● Data entries

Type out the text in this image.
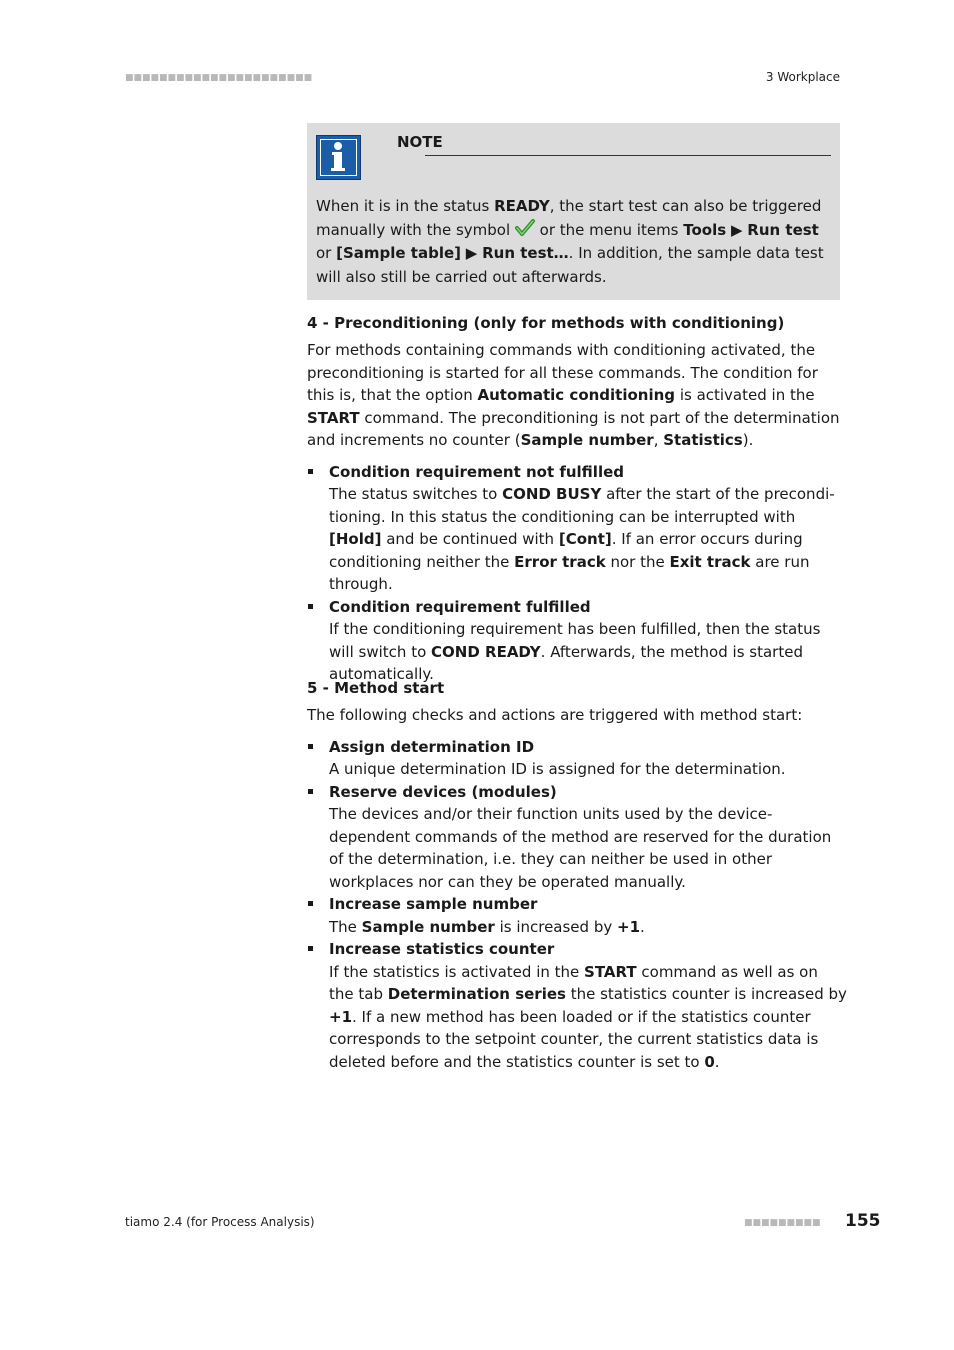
■■■■■■■■■■■■■■■■■■■■■■	3 Workplace
NOTE
When it is in the status READY, the start test can also be triggered manually with the symbol  or the menu items Tools ▶ Run test or [Sample table] ▶ Run test…. In addition, the sample data test will also still be carried out afterwards.
4 - Preconditioning (only for methods with conditioning)

For methods containing commands with conditioning activated, the preconditioning is started for all these commands. The condition for this is, that the option Automatic conditioning is activated in the START command. The preconditioning is not part of the determination and increments no counter (Sample number, Statistics).

Condition requirement not fulfilled
The status switches to COND BUSY after the start of the preconditioning. In this status the conditioning can be interrupted with [Hold] and be continued with [Cont]. If an error occurs during conditioning neither the Error track nor the Exit track are run through.
Condition requirement fulfilled
If the conditioning requirement has been fulfilled, then the status will switch to COND READY. Afterwards, the method is started automatically.
5 - Method start

The following checks and actions are triggered with method start:

Assign determination ID
A unique determination ID is assigned for the determination.
Reserve devices (modules)
The devices and/or their function units used by the device-dependent commands of the method are reserved for the duration of the determination, i.e. they can neither be used in other workplaces nor can they be operated manually.
Increase sample number
The Sample number is increased by +1.
Increase statistics counter
If the statistics is activated in the START command as well as on the tab Determination series the statistics counter is increased by +1. If a new method has been loaded or if the statistics counter corresponds to the setpoint counter, the current statistics data is deleted before and the statistics counter is set to 0.
tiamo 2.4 (for Process Analysis)	■■■■■■■■■ 155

● WHAT IS ASKED
Copy every line of the data that holds the string "manually".

● OUTPUT OF THE TASK
When it is in the status READY, the start test can also be triggered manually with the symbol  or the menu items Tools ▶ Run test or [Sample table] ▶ Run test…. In addition, the sample data test will also still be carried out afterwards.
The devices and/or their function units used by the device-dependent commands of the method are reserved for the duration of the determination, i.e. they can neither be used in other workplaces nor can they be operated manually.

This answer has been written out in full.